Pick out each line of the records that includes the string "виготовлення", and copy it.

Stored items from a collection:
++++++++

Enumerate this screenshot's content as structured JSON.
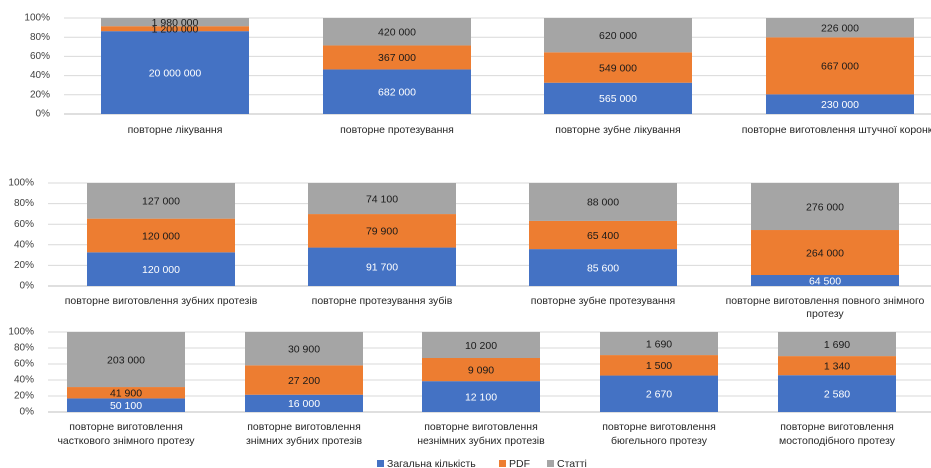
{
  "chart_data": [
    {
      "type": "bar",
      "stacked": "percent",
      "categories": [
        "повторне лікування",
        "повторне протезування",
        "повторне зубне лікування",
        "повторне виготовлення штучної коронки"
      ],
      "series": [
        {
          "name": "Загальна кількість",
          "values": [
            20000000,
            682000,
            565000,
            230000
          ],
          "labels": [
            "20 000 000",
            "682 000",
            "565 000",
            "230 000"
          ]
        },
        {
          "name": "PDF",
          "values": [
            1200000,
            367000,
            549000,
            667000
          ],
          "labels": [
            "1 200 000",
            "367 000",
            "549 000",
            "667 000"
          ]
        },
        {
          "name": "Статті",
          "values": [
            1980000,
            420000,
            620000,
            226000
          ],
          "labels": [
            "1 980 000",
            "420 000",
            "620 000",
            "226 000"
          ]
        }
      ],
      "yticks": [
        "100%",
        "80%",
        "60%",
        "40%",
        "20%",
        "0%"
      ],
      "ylim": [
        0,
        100
      ],
      "grid": true
    },
    {
      "type": "bar",
      "stacked": "percent",
      "categories": [
        "повторне виготовлення зубних протезів",
        "повторне протезування зубів",
        "повторне зубне протезування",
        "повторне виготовлення повного знімного протезу"
      ],
      "series": [
        {
          "name": "Загальна кількість",
          "values": [
            120000,
            91700,
            85600,
            64500
          ],
          "labels": [
            "120 000",
            "91 700",
            "85 600",
            "64 500"
          ]
        },
        {
          "name": "PDF",
          "values": [
            120000,
            79900,
            65400,
            264000
          ],
          "labels": [
            "120 000",
            "79 900",
            "65 400",
            "264 000"
          ]
        },
        {
          "name": "Статті",
          "values": [
            127000,
            74100,
            88000,
            276000
          ],
          "labels": [
            "127 000",
            "74 100",
            "88 000",
            "276 000"
          ]
        }
      ],
      "yticks": [
        "100%",
        "80%",
        "60%",
        "40%",
        "20%",
        "0%"
      ],
      "ylim": [
        0,
        100
      ],
      "grid": true
    },
    {
      "type": "bar",
      "stacked": "percent",
      "categories": [
        "повторне виготовлення часткового знімного протезу",
        "повторне виготовлення знімних зубних протезів",
        "повторне виготовлення незнімних зубних протезів",
        "повторне виготовлення бюгельного протезу",
        "повторне виготовлення мостоподібного протезу"
      ],
      "series": [
        {
          "name": "Загальна кількість",
          "values": [
            50100,
            16000,
            12100,
            2670,
            2580
          ],
          "labels": [
            "50 100",
            "16 000",
            "12 100",
            "2 670",
            "2 580"
          ]
        },
        {
          "name": "PDF",
          "values": [
            41900,
            27200,
            9090,
            1500,
            1340
          ],
          "labels": [
            "41 900",
            "27 200",
            "9 090",
            "1 500",
            "1 340"
          ]
        },
        {
          "name": "Статті",
          "values": [
            203000,
            30900,
            10200,
            1690,
            1690
          ],
          "labels": [
            "203 000",
            "30 900",
            "10 200",
            "1 690",
            "1 690"
          ]
        }
      ],
      "yticks": [
        "100%",
        "80%",
        "60%",
        "40%",
        "20%",
        "0%"
      ],
      "ylim": [
        0,
        100
      ],
      "grid": true
    }
  ],
  "legend": {
    "position": "bottom",
    "items": [
      {
        "name": "Загальна кількість",
        "color": "#4472C4"
      },
      {
        "name": "PDF",
        "color": "#ED7D31"
      },
      {
        "name": "Статті",
        "color": "#A5A5A5"
      }
    ]
  },
  "colors": [
    "#4472C4",
    "#ED7D31",
    "#A5A5A5"
  ]
}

++++++++

Completed exercise:
        "повторне виготовлення штучної коронки"
        "повторне виготовлення зубних протезів",
        "повторне виготовлення повного знімного протезу"
        "повторне виготовлення часткового знімного протезу",
        "повторне виготовлення знімних зубних протезів",
        "повторне виготовлення незнімних зубних протезів",
        "повторне виготовлення бюгельного протезу",
        "повторне виготовлення мостоподібного протезу"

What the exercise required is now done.